Given task — Wherever the string "name" shows up in a line, count that line. Give the total alone.

Dataset entries —
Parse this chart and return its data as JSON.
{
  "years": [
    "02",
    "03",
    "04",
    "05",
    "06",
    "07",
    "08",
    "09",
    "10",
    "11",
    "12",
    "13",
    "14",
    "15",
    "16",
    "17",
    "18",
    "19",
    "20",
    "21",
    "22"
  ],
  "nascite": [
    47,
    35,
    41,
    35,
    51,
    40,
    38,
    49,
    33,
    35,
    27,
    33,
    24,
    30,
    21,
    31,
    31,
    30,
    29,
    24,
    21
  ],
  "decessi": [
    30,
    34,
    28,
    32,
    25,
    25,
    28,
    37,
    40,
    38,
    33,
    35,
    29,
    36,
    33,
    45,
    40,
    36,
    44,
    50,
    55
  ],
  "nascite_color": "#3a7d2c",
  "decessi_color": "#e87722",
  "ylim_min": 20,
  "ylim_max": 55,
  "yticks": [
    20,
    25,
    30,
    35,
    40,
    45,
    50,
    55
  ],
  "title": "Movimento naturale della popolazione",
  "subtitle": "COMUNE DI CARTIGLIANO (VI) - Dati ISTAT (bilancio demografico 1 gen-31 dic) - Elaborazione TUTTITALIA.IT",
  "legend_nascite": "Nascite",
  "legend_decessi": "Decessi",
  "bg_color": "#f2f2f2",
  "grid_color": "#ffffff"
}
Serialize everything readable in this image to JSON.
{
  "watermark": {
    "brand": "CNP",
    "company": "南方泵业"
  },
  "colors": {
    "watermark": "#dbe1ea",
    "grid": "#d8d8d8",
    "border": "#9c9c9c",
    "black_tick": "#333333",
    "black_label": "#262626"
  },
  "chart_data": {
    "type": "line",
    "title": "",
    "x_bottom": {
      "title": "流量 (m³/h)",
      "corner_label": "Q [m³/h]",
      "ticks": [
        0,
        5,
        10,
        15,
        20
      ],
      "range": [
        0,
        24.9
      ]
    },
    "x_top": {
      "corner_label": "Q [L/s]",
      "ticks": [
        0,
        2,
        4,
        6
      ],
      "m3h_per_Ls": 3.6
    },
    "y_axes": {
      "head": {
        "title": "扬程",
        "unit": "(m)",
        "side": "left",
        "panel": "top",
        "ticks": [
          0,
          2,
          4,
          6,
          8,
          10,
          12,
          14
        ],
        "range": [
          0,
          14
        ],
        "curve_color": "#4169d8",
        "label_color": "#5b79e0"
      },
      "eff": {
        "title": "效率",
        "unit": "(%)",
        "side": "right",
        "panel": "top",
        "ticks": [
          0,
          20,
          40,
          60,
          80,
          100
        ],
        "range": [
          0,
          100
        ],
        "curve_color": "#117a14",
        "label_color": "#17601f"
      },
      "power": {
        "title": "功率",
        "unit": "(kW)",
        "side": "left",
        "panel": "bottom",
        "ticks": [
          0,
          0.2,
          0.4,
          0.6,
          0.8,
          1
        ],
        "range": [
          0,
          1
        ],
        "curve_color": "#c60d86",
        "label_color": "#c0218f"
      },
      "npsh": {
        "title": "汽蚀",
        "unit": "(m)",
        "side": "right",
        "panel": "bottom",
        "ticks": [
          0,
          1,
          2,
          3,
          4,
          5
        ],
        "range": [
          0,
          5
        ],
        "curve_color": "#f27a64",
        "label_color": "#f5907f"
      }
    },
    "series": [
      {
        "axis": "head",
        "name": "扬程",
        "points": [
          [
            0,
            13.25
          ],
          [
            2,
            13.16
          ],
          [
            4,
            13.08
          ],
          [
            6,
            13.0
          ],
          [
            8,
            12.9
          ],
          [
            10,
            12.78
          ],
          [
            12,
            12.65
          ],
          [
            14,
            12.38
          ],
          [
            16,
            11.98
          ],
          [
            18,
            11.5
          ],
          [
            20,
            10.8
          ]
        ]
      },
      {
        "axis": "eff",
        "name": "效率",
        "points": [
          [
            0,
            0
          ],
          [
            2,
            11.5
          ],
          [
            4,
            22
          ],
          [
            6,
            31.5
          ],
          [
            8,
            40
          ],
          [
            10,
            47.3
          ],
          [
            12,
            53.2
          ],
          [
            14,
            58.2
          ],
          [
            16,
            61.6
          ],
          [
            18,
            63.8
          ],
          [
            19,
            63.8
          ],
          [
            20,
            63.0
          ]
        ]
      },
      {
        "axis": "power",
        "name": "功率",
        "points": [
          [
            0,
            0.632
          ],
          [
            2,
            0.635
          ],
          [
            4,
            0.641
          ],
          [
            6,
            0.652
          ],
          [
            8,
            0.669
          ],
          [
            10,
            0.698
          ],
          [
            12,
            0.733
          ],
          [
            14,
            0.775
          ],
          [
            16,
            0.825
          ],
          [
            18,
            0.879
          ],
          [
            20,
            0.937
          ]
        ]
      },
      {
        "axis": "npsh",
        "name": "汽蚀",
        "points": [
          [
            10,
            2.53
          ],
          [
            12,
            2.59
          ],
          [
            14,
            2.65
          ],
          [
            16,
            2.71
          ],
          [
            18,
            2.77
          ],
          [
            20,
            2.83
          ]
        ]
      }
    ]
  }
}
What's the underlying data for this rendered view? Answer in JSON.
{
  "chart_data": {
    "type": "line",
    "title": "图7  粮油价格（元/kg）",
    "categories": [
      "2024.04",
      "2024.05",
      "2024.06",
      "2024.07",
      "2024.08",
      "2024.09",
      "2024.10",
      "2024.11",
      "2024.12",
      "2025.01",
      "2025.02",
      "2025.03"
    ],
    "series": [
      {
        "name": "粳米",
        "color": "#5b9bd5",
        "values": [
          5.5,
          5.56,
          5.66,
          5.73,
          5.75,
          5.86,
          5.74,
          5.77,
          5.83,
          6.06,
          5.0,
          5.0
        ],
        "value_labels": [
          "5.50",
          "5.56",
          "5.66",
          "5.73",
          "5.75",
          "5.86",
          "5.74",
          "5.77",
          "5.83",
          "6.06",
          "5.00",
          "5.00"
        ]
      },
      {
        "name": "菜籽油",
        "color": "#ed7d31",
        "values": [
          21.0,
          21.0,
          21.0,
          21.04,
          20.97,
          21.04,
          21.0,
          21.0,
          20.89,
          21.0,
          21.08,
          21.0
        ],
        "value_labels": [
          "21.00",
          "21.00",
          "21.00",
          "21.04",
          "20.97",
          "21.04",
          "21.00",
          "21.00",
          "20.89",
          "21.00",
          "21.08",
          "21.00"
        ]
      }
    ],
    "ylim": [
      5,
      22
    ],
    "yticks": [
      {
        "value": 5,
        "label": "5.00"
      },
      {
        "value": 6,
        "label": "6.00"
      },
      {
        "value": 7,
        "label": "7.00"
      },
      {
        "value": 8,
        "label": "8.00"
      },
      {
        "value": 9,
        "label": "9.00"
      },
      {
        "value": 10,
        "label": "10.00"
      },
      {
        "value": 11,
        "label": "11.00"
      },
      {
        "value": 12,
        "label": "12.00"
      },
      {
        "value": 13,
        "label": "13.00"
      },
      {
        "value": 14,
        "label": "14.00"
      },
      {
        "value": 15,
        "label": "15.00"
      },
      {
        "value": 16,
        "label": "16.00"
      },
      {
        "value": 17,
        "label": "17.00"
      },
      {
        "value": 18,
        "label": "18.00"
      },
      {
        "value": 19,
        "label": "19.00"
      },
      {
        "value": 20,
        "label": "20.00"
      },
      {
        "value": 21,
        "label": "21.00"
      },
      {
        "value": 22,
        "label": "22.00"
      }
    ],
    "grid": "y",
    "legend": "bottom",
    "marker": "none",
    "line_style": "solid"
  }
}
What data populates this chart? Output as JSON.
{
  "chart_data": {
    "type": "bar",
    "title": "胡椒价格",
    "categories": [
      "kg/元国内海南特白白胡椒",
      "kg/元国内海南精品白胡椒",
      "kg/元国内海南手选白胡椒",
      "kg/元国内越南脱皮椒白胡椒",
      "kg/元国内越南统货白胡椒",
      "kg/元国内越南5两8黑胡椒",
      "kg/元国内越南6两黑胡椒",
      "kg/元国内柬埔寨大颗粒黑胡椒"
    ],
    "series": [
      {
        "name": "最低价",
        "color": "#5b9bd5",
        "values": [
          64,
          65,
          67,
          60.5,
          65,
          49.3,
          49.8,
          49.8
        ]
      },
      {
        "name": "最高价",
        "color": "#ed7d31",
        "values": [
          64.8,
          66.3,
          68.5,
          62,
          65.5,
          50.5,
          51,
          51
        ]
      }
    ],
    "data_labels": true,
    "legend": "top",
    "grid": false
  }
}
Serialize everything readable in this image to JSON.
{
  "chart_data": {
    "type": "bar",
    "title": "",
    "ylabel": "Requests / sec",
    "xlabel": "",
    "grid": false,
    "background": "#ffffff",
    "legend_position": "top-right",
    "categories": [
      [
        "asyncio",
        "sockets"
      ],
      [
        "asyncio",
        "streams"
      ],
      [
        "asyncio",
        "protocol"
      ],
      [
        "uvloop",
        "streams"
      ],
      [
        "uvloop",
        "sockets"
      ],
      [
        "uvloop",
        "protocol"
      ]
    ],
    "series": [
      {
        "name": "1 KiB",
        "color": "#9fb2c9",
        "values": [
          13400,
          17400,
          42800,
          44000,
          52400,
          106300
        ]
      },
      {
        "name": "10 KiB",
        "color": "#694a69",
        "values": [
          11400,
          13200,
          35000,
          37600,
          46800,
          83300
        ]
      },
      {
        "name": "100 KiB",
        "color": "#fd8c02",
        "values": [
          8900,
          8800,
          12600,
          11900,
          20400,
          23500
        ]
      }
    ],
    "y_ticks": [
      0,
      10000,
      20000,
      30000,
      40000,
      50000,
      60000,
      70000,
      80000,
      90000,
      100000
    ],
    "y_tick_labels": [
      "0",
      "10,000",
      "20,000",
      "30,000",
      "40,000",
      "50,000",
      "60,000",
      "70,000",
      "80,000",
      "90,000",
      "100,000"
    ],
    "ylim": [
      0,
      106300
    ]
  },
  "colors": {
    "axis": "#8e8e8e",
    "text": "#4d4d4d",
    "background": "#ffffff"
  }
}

Response for this exercise — 11